- **SHORT TASK**
Comb the records below for the string "style" and copy each line where it turns up.

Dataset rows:
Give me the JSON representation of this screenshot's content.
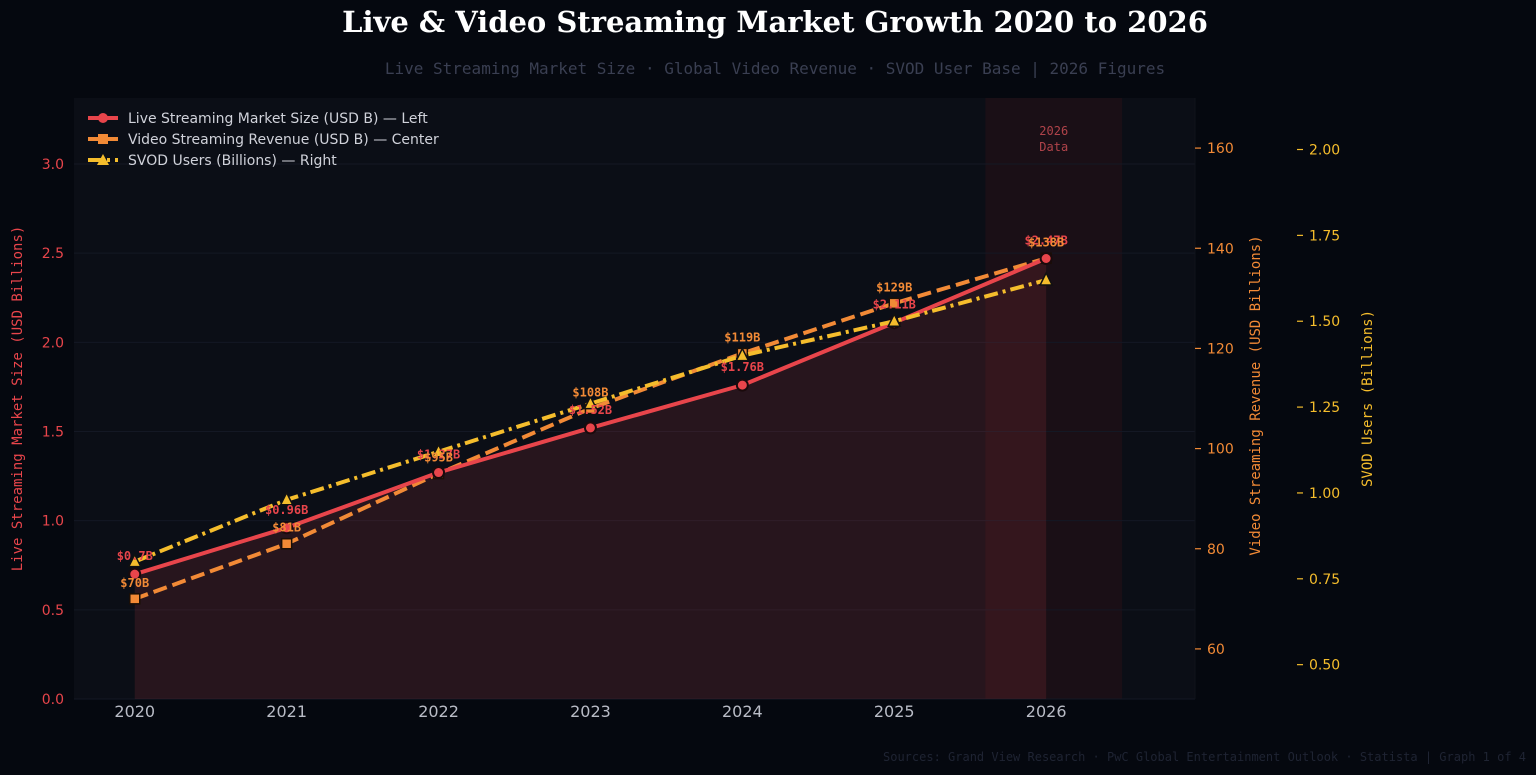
{
  "title": "Live & Video Streaming Market Growth  2020 to 2026",
  "subtitle": "Live Streaming Market Size  ·  Global Video Revenue  ·  SVOD User Base  |  2026 Figures",
  "source": "Sources: Grand View Research · PwC Global Entertainment Outlook · Statista  |  Graph 1 of 4",
  "colors": {
    "background": "#05080f",
    "plot": "#0b0e16",
    "live": "#e8454b",
    "video": "#f28a36",
    "svod": "#f5bd2c"
  },
  "chart_data": {
    "type": "line",
    "x": [
      2020,
      2021,
      2022,
      2023,
      2024,
      2025,
      2026
    ],
    "xlim": [
      2019.6,
      2026.98
    ],
    "highlight": {
      "x_range": [
        2025.6,
        2026.5
      ],
      "label_line1": "2026",
      "label_line2": "Data"
    },
    "grid": true,
    "legend_position": "top-left",
    "axes": {
      "left": {
        "label": "Live Streaming Market Size (USD Billions)",
        "ylim": [
          0,
          3.37
        ],
        "ticks": [
          0.0,
          0.5,
          1.0,
          1.5,
          2.0,
          2.5,
          3.0
        ],
        "tick_labels": [
          "0.0",
          "0.5",
          "1.0",
          "1.5",
          "2.0",
          "2.5",
          "3.0"
        ]
      },
      "center": {
        "label": "Video Streaming Revenue (USD Billions)",
        "ylim": [
          50,
          170
        ],
        "ticks": [
          60,
          80,
          100,
          120,
          140,
          160
        ],
        "tick_labels": [
          "60",
          "80",
          "100",
          "120",
          "140",
          "160"
        ]
      },
      "right": {
        "label": "SVOD Users (Billions)",
        "ylim": [
          0.4,
          2.15
        ],
        "ticks": [
          0.5,
          0.75,
          1.0,
          1.25,
          1.5,
          1.75,
          2.0
        ],
        "tick_labels": [
          "0.50",
          "0.75",
          "1.00",
          "1.25",
          "1.50",
          "1.75",
          "2.00"
        ]
      }
    },
    "series": [
      {
        "name": "Live Streaming Market Size (USD B) — Left",
        "axis": "left",
        "marker": "circle",
        "style": "solid",
        "values": [
          0.7,
          0.96,
          1.27,
          1.52,
          1.76,
          2.11,
          2.47
        ],
        "labels": [
          "$0.7B",
          "$0.96B",
          "$1.27B",
          "$1.52B",
          "$1.76B",
          "$2.11B",
          "$2.47B"
        ]
      },
      {
        "name": "Video Streaming Revenue (USD B) — Center",
        "axis": "center",
        "marker": "square",
        "style": "dashed",
        "values": [
          70,
          81,
          95,
          108,
          119,
          129,
          138
        ],
        "labels": [
          "$70B",
          "$81B",
          "$95B",
          "$108B",
          "$119B",
          "$129B",
          "$138B"
        ]
      },
      {
        "name": "SVOD Users (Billions) — Right",
        "axis": "right",
        "marker": "triangle",
        "style": "dashdot",
        "values": [
          0.8,
          0.98,
          1.12,
          1.26,
          1.4,
          1.5,
          1.62
        ]
      }
    ]
  }
}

- **ANSWER FOR THE TASK**
        "style": "solid",
        "style": "dashed",
        "style": "dashdot",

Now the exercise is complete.